### DATASET ROWS
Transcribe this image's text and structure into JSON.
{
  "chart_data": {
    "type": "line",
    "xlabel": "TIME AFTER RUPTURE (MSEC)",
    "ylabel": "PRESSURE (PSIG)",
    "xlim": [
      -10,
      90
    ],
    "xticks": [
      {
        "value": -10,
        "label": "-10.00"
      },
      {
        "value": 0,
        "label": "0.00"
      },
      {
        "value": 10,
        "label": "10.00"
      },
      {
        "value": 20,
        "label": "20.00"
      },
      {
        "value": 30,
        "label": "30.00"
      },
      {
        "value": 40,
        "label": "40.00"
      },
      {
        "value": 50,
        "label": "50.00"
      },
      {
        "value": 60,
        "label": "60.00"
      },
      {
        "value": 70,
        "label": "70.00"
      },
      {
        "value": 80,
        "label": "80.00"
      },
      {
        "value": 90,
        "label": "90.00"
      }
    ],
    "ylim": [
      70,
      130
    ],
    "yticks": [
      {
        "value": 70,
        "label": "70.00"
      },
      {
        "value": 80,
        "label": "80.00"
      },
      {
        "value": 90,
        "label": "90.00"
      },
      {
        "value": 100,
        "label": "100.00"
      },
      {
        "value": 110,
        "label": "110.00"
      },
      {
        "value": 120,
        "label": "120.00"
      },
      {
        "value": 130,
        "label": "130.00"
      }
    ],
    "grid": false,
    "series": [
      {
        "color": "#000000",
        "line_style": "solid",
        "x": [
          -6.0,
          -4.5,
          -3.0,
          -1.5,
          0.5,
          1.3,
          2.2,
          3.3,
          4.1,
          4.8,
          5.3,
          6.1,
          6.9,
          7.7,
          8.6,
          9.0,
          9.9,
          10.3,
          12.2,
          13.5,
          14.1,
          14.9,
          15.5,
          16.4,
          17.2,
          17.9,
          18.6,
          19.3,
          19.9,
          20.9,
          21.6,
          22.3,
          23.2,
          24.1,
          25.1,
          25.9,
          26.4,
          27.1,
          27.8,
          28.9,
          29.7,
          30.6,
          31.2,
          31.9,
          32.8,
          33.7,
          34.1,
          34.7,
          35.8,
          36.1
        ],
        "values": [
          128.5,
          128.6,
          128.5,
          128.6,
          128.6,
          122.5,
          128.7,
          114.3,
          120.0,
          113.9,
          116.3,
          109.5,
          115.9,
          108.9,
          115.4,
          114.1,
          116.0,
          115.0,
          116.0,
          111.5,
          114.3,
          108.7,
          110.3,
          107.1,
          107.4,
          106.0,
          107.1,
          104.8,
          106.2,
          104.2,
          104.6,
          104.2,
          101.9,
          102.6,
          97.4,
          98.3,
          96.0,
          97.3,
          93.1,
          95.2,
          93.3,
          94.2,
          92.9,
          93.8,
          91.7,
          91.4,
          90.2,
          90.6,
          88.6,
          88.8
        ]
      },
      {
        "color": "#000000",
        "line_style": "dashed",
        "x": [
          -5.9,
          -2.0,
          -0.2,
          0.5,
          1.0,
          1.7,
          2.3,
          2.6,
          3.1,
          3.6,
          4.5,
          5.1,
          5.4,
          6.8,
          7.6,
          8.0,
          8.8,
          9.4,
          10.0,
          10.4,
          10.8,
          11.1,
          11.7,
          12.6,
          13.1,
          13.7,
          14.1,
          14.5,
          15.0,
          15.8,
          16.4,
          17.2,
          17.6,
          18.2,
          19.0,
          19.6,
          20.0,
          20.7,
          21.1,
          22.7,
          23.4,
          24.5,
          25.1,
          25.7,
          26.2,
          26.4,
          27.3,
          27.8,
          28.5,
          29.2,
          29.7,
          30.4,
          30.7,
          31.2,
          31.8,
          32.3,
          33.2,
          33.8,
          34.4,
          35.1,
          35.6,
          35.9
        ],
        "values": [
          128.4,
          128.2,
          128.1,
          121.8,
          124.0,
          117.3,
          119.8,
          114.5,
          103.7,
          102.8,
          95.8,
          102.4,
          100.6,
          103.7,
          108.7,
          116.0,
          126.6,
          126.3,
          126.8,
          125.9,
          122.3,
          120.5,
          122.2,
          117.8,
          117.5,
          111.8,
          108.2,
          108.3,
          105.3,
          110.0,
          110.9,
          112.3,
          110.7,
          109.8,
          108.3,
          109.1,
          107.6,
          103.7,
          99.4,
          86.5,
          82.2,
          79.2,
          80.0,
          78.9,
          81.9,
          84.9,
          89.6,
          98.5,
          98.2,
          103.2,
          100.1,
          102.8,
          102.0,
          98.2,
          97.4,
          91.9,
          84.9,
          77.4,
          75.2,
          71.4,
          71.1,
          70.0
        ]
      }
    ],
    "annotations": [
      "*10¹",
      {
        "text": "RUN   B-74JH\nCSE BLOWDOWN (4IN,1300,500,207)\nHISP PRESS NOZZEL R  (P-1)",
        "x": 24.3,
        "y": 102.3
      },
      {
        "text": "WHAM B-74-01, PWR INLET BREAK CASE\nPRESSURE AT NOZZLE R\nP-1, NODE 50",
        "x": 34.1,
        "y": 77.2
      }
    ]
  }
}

### WHAT NEEDS TO BE DONE
Give back all the records exactly as they stand.

### EXERCISE SOLUTION
Transcribe this image's text and structure into JSON.
{
  "chart_data": {
    "type": "line",
    "xlabel": "TIME AFTER RUPTURE (MSEC)",
    "ylabel": "PRESSURE (PSIG)",
    "xlim": [
      -10,
      90
    ],
    "xticks": [
      {
        "value": -10,
        "label": "-10.00"
      },
      {
        "value": 0,
        "label": "0.00"
      },
      {
        "value": 10,
        "label": "10.00"
      },
      {
        "value": 20,
        "label": "20.00"
      },
      {
        "value": 30,
        "label": "30.00"
      },
      {
        "value": 40,
        "label": "40.00"
      },
      {
        "value": 50,
        "label": "50.00"
      },
      {
        "value": 60,
        "label": "60.00"
      },
      {
        "value": 70,
        "label": "70.00"
      },
      {
        "value": 80,
        "label": "80.00"
      },
      {
        "value": 90,
        "label": "90.00"
      }
    ],
    "ylim": [
      70,
      130
    ],
    "yticks": [
      {
        "value": 70,
        "label": "70.00"
      },
      {
        "value": 80,
        "label": "80.00"
      },
      {
        "value": 90,
        "label": "90.00"
      },
      {
        "value": 100,
        "label": "100.00"
      },
      {
        "value": 110,
        "label": "110.00"
      },
      {
        "value": 120,
        "label": "120.00"
      },
      {
        "value": 130,
        "label": "130.00"
      }
    ],
    "grid": false,
    "series": [
      {
        "color": "#000000",
        "line_style": "solid",
        "x": [
          -6.0,
          -4.5,
          -3.0,
          -1.5,
          0.5,
          1.3,
          2.2,
          3.3,
          4.1,
          4.8,
          5.3,
          6.1,
          6.9,
          7.7,
          8.6,
          9.0,
          9.9,
          10.3,
          12.2,
          13.5,
          14.1,
          14.9,
          15.5,
          16.4,
          17.2,
          17.9,
          18.6,
          19.3,
          19.9,
          20.9,
          21.6,
          22.3,
          23.2,
          24.1,
          25.1,
          25.9,
          26.4,
          27.1,
          27.8,
          28.9,
          29.7,
          30.6,
          31.2,
          31.9,
          32.8,
          33.7,
          34.1,
          34.7,
          35.8,
          36.1
        ],
        "values": [
          128.5,
          128.6,
          128.5,
          128.6,
          128.6,
          122.5,
          128.7,
          114.3,
          120.0,
          113.9,
          116.3,
          109.5,
          115.9,
          108.9,
          115.4,
          114.1,
          116.0,
          115.0,
          116.0,
          111.5,
          114.3,
          108.7,
          110.3,
          107.1,
          107.4,
          106.0,
          107.1,
          104.8,
          106.2,
          104.2,
          104.6,
          104.2,
          101.9,
          102.6,
          97.4,
          98.3,
          96.0,
          97.3,
          93.1,
          95.2,
          93.3,
          94.2,
          92.9,
          93.8,
          91.7,
          91.4,
          90.2,
          90.6,
          88.6,
          88.8
        ]
      },
      {
        "color": "#000000",
        "line_style": "dashed",
        "x": [
          -5.9,
          -2.0,
          -0.2,
          0.5,
          1.0,
          1.7,
          2.3,
          2.6,
          3.1,
          3.6,
          4.5,
          5.1,
          5.4,
          6.8,
          7.6,
          8.0,
          8.8,
          9.4,
          10.0,
          10.4,
          10.8,
          11.1,
          11.7,
          12.6,
          13.1,
          13.7,
          14.1,
          14.5,
          15.0,
          15.8,
          16.4,
          17.2,
          17.6,
          18.2,
          19.0,
          19.6,
          20.0,
          20.7,
          21.1,
          22.7,
          23.4,
          24.5,
          25.1,
          25.7,
          26.2,
          26.4,
          27.3,
          27.8,
          28.5,
          29.2,
          29.7,
          30.4,
          30.7,
          31.2,
          31.8,
          32.3,
          33.2,
          33.8,
          34.4,
          35.1,
          35.6,
          35.9
        ],
        "values": [
          128.4,
          128.2,
          128.1,
          121.8,
          124.0,
          117.3,
          119.8,
          114.5,
          103.7,
          102.8,
          95.8,
          102.4,
          100.6,
          103.7,
          108.7,
          116.0,
          126.6,
          126.3,
          126.8,
          125.9,
          122.3,
          120.5,
          122.2,
          117.8,
          117.5,
          111.8,
          108.2,
          108.3,
          105.3,
          110.0,
          110.9,
          112.3,
          110.7,
          109.8,
          108.3,
          109.1,
          107.6,
          103.7,
          99.4,
          86.5,
          82.2,
          79.2,
          80.0,
          78.9,
          81.9,
          84.9,
          89.6,
          98.5,
          98.2,
          103.2,
          100.1,
          102.8,
          102.0,
          98.2,
          97.4,
          91.9,
          84.9,
          77.4,
          75.2,
          71.4,
          71.1,
          70.0
        ]
      }
    ],
    "annotations": [
      "*10¹",
      {
        "text": "RUN   B-74JH\nCSE BLOWDOWN (4IN,1300,500,207)\nHISP PRESS NOZZEL R  (P-1)",
        "x": 24.3,
        "y": 102.3
      },
      {
        "text": "WHAM B-74-01, PWR INLET BREAK CASE\nPRESSURE AT NOZZLE R\nP-1, NODE 50",
        "x": 34.1,
        "y": 77.2
      }
    ]
  }
}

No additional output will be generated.